→ **EXERCISE REQUIREMENTS**
In the entries below, count every line containing "Bear". Return the number and nothing else.

* BEGIN INPUT FOR THIS TASK *

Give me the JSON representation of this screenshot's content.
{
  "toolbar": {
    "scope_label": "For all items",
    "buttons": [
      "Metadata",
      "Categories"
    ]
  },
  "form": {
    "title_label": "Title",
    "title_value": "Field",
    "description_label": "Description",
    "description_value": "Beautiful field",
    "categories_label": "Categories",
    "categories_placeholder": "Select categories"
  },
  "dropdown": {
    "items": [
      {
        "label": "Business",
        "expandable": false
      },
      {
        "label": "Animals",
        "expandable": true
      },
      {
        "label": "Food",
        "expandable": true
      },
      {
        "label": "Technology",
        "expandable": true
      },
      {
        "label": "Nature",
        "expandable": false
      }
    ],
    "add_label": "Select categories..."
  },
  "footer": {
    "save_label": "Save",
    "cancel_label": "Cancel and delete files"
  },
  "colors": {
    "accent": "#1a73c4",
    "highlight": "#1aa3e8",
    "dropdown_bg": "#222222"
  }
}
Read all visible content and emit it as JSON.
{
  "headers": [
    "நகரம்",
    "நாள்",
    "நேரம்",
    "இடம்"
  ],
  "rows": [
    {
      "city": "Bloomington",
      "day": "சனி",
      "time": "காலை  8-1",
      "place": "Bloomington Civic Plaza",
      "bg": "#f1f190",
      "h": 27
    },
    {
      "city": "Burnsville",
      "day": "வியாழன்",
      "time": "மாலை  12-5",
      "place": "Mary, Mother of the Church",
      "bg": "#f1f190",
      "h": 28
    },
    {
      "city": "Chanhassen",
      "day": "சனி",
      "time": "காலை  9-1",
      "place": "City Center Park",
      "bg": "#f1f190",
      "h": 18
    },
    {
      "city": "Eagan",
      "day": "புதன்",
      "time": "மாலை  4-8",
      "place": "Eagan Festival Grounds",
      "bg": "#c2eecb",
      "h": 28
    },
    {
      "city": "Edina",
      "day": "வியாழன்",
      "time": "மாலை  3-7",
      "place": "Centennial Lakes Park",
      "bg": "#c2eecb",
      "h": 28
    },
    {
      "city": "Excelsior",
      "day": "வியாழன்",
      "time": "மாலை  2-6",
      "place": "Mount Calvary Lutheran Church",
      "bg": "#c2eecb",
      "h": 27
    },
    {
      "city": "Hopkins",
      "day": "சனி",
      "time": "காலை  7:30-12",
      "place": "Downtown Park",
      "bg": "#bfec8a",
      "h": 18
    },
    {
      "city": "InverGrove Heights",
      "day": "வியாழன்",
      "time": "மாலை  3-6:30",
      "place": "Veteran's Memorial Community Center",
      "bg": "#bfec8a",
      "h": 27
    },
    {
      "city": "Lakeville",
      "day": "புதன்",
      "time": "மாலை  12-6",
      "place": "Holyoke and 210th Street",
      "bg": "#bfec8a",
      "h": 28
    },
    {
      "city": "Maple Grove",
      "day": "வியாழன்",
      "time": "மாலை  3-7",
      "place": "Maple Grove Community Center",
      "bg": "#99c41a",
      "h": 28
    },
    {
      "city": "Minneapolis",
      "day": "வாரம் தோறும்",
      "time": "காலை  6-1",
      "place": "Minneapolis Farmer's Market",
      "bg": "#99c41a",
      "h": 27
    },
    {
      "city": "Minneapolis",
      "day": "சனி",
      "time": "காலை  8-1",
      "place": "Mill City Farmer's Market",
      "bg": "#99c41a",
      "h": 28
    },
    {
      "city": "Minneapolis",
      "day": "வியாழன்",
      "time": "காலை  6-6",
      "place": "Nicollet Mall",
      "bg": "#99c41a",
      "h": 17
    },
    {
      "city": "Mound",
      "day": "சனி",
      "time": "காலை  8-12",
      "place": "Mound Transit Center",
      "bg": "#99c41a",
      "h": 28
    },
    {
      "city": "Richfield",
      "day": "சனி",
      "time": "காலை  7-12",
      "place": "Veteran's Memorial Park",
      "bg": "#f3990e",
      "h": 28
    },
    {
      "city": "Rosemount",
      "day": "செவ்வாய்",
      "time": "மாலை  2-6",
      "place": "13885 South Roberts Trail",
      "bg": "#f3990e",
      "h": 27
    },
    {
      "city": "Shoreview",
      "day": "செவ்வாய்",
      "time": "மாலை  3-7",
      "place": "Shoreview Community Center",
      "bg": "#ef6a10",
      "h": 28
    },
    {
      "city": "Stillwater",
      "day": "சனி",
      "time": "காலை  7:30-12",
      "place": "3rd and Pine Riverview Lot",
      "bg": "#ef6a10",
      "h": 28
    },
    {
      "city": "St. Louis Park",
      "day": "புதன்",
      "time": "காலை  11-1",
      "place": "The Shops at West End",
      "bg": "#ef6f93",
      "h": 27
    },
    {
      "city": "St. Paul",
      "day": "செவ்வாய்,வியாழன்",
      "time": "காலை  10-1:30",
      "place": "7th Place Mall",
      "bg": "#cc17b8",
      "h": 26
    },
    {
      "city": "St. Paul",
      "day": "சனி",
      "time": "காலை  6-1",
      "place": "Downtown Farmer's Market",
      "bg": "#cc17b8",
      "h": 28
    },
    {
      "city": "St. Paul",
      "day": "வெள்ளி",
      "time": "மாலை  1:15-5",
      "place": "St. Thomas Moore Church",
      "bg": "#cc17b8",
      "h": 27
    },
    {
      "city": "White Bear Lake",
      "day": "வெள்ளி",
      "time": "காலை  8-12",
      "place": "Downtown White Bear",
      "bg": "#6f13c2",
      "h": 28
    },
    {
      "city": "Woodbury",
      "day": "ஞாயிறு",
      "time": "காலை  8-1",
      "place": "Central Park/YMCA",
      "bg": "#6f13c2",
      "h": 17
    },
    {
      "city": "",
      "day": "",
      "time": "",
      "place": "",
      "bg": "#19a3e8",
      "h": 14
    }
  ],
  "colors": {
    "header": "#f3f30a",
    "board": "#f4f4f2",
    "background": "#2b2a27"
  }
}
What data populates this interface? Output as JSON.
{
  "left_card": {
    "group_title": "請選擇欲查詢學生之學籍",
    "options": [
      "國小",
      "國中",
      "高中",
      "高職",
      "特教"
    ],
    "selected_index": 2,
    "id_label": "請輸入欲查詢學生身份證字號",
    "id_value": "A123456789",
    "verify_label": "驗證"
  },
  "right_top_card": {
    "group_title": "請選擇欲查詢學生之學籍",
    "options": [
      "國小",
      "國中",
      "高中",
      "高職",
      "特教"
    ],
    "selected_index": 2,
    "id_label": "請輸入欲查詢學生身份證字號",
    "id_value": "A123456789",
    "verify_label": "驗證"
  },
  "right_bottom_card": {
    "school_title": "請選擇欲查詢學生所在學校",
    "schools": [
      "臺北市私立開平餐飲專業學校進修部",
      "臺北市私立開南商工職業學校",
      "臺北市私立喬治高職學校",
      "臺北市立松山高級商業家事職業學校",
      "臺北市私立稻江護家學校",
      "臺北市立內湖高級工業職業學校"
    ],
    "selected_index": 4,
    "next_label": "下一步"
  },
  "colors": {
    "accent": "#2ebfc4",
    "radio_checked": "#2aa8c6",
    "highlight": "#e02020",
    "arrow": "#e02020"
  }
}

* END INPUT FOR THIS TASK *

→ **EXERCISE SOLUTION**
2